* WHAT TO WORK ON:
Copy each line that has the string "this" somewhere in it.

(Dataset entries)
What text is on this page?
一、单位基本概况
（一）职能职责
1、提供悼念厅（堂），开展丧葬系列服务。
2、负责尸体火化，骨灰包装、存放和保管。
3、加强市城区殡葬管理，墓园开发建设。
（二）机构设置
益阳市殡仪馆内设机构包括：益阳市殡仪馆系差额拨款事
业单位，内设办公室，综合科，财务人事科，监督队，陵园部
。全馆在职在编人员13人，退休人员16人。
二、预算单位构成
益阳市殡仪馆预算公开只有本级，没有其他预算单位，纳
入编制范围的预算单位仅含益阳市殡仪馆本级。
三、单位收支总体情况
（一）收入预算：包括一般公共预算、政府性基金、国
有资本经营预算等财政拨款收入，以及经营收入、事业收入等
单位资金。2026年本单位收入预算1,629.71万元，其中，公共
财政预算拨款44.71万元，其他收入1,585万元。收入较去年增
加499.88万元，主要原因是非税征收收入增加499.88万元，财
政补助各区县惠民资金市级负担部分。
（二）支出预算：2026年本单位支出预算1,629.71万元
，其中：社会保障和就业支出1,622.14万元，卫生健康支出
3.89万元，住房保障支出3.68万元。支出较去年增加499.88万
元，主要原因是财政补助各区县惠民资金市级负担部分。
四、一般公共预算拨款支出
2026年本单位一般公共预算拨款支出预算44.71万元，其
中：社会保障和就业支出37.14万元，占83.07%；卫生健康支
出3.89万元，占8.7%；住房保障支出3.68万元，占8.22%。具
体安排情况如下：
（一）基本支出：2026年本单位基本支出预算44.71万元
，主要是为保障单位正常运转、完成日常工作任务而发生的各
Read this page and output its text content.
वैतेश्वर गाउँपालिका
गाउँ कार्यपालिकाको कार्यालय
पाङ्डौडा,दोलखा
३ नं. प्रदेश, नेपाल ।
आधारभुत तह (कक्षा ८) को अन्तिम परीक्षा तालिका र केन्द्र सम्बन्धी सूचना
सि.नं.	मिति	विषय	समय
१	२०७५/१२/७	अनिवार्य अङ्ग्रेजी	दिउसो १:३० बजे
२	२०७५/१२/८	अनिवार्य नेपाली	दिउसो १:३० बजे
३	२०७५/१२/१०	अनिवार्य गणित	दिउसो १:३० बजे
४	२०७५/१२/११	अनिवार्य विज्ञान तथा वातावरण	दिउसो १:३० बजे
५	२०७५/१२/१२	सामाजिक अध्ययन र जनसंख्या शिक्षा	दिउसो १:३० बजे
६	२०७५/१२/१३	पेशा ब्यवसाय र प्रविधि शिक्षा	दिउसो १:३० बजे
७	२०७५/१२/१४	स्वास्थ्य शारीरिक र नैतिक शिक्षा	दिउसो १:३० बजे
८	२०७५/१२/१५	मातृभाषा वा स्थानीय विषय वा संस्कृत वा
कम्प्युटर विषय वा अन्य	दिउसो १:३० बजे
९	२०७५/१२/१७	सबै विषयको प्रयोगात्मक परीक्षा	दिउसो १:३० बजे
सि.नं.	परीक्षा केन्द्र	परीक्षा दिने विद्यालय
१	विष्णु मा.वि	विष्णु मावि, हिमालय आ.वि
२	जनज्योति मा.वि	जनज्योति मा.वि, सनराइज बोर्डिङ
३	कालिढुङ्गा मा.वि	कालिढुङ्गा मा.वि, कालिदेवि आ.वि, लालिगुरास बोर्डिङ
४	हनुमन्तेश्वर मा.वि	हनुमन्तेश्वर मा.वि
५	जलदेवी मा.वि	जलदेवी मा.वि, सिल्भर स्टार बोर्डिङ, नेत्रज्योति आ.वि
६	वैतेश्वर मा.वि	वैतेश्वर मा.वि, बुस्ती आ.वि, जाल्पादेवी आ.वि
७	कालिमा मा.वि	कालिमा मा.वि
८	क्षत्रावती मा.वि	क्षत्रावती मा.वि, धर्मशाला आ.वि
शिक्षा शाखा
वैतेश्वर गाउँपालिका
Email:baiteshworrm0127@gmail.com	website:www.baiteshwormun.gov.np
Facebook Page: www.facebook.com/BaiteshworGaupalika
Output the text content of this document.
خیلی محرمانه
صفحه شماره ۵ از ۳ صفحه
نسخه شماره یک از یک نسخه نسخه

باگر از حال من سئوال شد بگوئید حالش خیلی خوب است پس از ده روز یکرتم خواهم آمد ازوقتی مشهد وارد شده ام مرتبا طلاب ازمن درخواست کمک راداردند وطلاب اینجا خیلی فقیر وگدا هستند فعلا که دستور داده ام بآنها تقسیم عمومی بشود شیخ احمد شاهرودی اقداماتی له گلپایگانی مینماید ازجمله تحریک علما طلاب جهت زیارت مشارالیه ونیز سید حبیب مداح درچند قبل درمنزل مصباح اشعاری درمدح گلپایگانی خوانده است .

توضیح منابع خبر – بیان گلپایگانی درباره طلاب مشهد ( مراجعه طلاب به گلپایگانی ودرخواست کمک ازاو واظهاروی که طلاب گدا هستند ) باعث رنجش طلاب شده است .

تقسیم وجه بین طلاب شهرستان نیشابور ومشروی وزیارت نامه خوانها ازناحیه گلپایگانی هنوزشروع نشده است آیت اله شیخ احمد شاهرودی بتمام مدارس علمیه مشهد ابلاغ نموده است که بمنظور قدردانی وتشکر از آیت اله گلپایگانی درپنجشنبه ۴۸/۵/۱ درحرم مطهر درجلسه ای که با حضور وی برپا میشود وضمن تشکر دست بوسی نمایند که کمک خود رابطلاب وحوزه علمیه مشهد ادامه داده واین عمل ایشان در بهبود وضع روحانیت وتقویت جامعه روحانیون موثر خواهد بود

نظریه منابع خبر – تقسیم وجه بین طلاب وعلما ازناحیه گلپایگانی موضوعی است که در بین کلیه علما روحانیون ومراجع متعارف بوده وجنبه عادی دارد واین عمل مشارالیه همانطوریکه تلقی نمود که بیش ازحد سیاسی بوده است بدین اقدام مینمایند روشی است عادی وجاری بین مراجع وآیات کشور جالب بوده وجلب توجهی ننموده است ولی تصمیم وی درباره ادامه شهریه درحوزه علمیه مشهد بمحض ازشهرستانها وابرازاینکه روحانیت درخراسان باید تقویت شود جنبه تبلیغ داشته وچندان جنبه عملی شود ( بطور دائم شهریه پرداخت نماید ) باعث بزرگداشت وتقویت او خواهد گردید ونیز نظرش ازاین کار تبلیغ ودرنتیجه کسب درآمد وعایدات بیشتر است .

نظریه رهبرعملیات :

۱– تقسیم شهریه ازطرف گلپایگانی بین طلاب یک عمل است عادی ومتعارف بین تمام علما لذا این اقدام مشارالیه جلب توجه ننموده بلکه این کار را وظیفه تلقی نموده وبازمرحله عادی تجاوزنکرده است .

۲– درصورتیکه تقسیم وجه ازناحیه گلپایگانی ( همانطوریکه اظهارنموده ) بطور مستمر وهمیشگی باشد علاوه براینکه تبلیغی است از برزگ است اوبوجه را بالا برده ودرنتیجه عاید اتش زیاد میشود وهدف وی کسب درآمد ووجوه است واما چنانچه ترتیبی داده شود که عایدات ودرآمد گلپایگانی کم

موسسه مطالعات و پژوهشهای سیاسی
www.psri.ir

* FULL RESPONSE:
What text is on this page?
Read this page and output its text content.
Output the text content of this document.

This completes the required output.